◆ WHAT TO DO
Show every line below where "More" can be found.

Data items:
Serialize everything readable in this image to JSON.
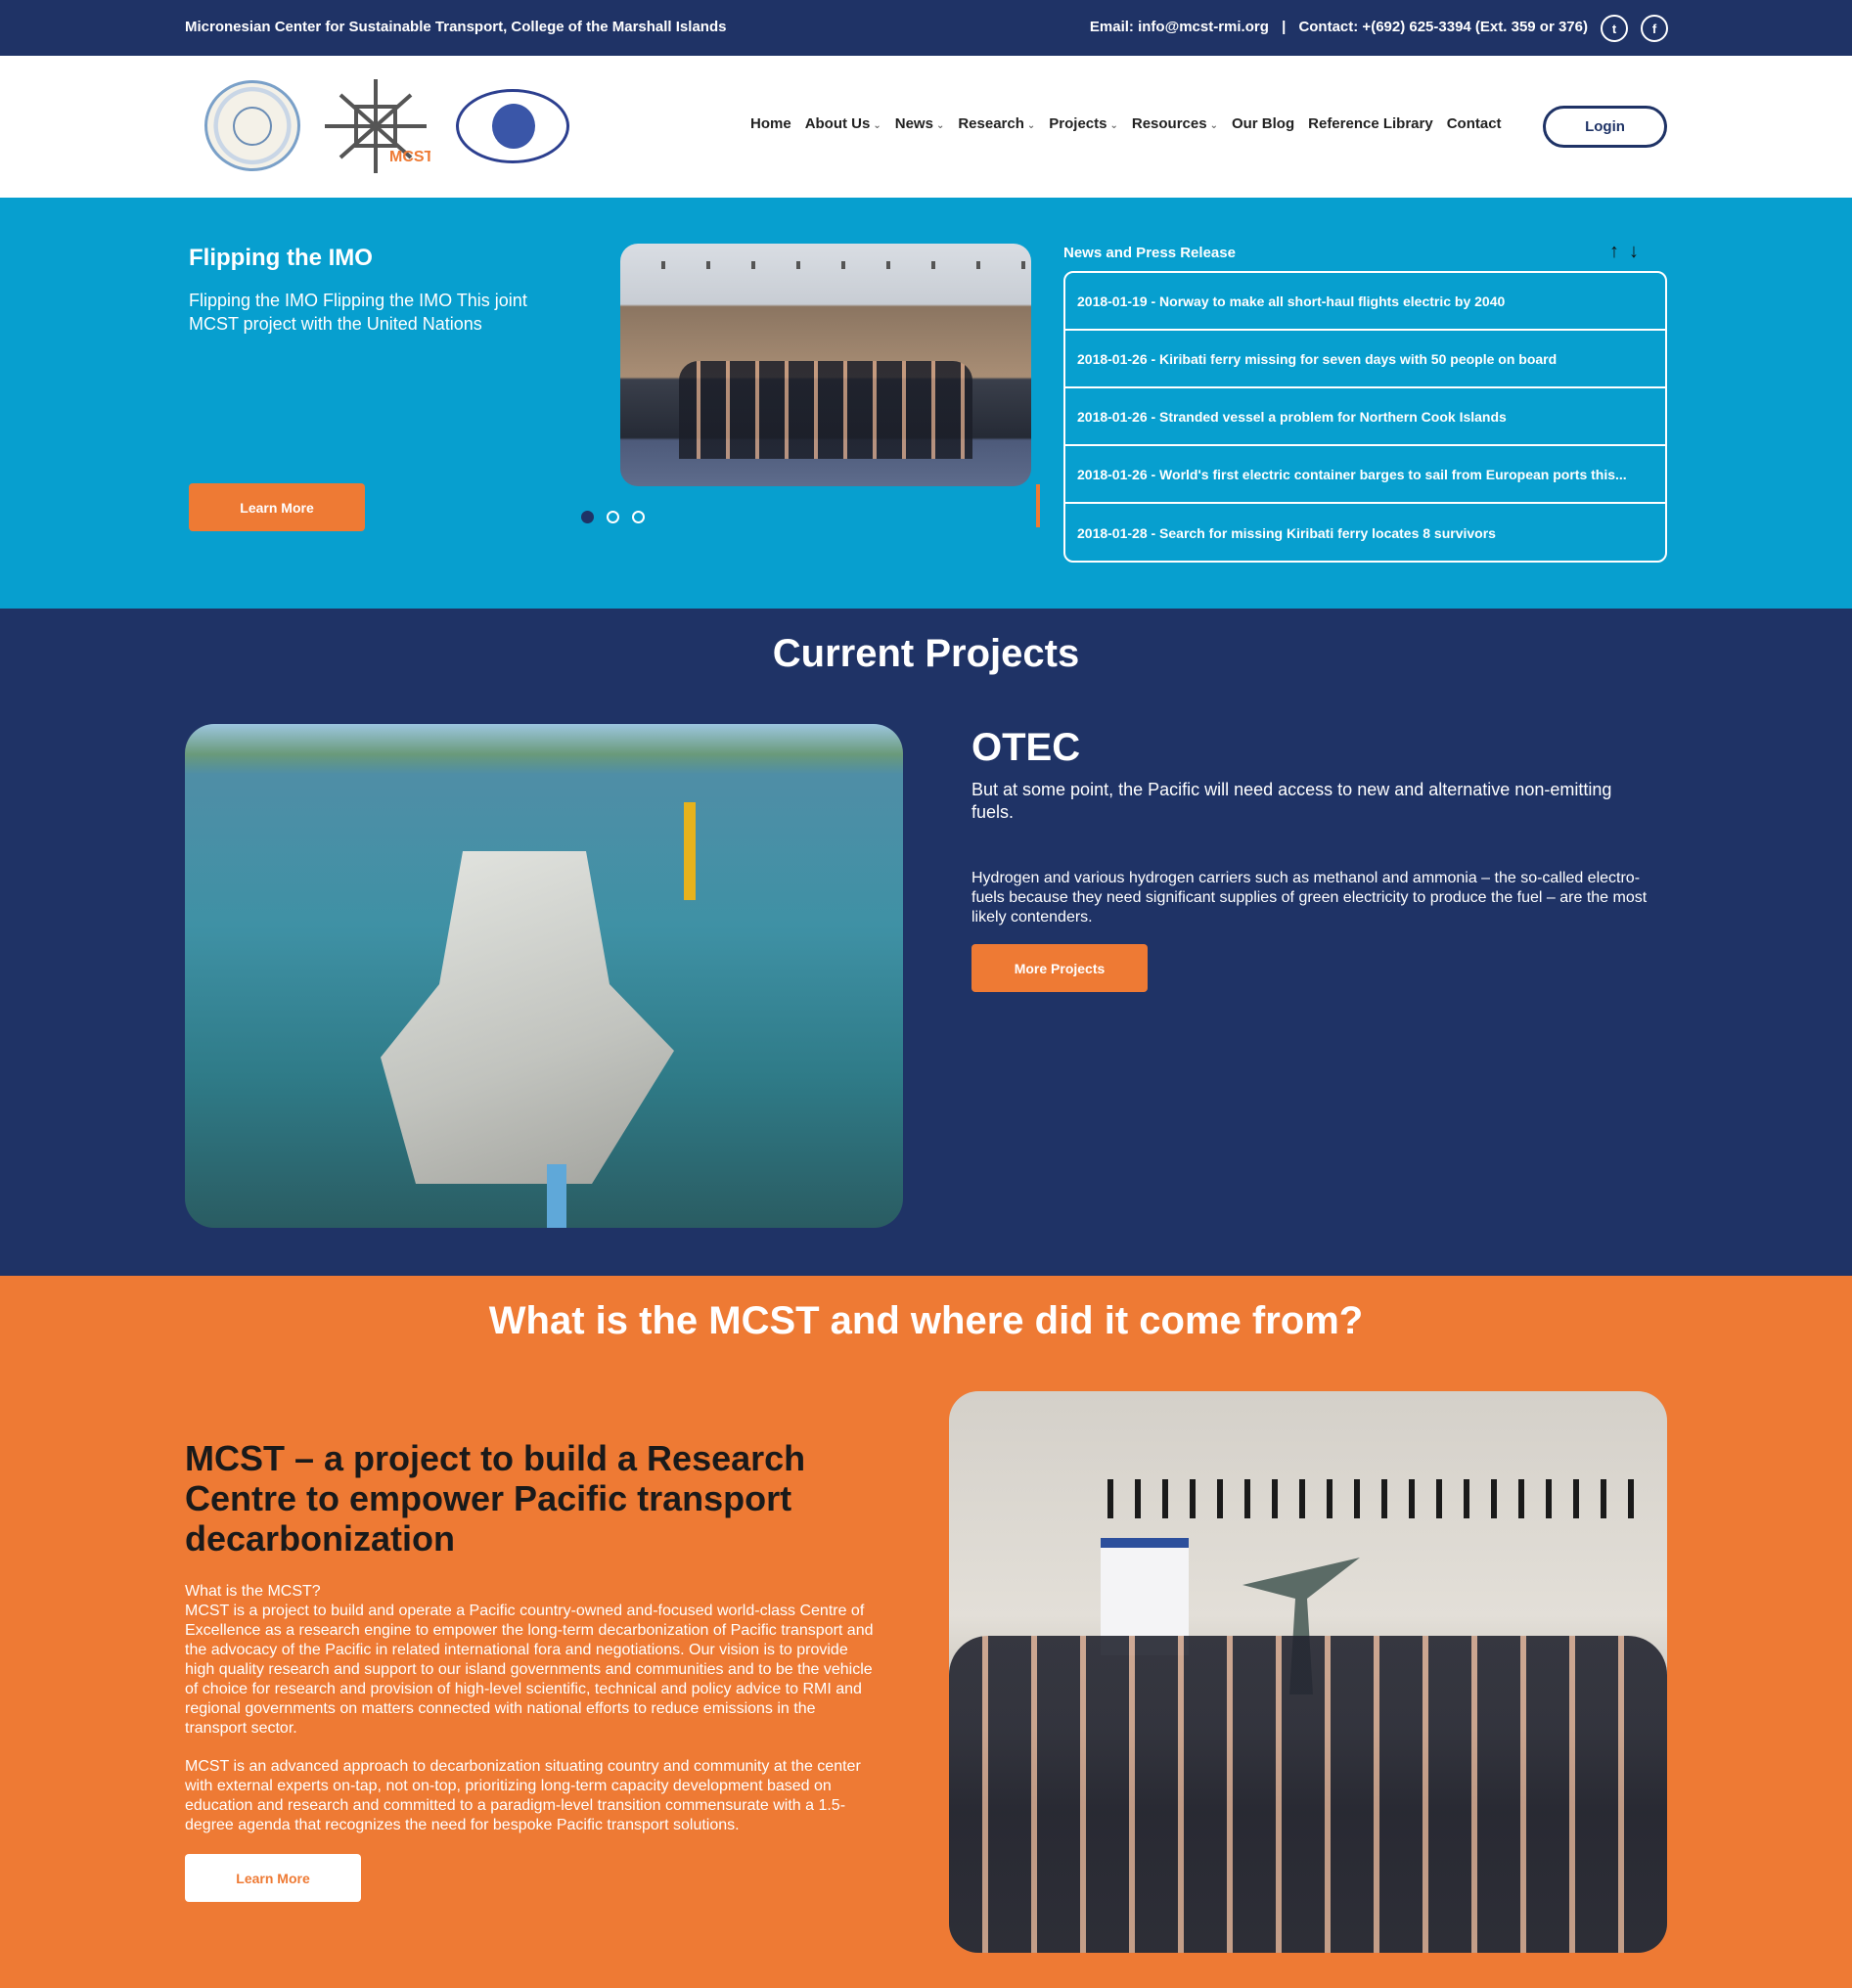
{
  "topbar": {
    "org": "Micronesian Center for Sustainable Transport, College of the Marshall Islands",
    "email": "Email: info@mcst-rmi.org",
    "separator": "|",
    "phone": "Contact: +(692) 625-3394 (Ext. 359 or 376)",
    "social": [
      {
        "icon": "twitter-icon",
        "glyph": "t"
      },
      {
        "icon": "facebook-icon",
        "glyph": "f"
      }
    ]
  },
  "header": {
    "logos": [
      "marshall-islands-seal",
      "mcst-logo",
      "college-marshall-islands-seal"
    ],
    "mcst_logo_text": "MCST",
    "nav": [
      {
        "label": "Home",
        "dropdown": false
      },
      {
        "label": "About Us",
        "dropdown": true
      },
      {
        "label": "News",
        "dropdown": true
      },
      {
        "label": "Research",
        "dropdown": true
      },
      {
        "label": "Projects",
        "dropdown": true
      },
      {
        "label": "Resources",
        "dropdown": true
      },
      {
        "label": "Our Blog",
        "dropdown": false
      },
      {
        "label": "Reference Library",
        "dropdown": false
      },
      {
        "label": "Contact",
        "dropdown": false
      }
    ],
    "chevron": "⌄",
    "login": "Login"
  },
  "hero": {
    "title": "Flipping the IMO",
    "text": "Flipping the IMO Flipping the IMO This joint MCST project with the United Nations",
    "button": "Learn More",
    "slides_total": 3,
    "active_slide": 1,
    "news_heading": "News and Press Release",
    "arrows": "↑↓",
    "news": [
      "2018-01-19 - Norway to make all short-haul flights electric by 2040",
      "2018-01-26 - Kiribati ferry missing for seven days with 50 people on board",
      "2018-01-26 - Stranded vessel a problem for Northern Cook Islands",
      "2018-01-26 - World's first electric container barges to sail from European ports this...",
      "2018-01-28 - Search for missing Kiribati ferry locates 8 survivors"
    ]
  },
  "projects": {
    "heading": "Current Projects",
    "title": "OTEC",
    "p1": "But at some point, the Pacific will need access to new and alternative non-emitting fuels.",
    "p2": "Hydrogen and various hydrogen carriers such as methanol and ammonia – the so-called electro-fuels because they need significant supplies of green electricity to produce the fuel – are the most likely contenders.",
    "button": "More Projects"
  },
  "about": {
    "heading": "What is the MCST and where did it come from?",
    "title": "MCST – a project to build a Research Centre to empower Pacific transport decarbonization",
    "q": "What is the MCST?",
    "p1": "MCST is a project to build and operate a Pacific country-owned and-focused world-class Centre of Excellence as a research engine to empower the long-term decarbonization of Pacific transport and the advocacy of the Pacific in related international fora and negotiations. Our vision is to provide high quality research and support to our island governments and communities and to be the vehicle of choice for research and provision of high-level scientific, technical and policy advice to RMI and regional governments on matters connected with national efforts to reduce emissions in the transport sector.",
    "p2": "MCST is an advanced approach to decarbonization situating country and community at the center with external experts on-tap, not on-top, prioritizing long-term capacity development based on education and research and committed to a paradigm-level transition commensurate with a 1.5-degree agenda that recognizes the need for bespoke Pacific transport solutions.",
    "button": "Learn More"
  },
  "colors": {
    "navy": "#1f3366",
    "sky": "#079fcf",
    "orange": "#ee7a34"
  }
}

◆ RESULT OF THIS EXERCISE
    "button": "Learn More",
    "button": "More Projects"
    "button": "Learn More"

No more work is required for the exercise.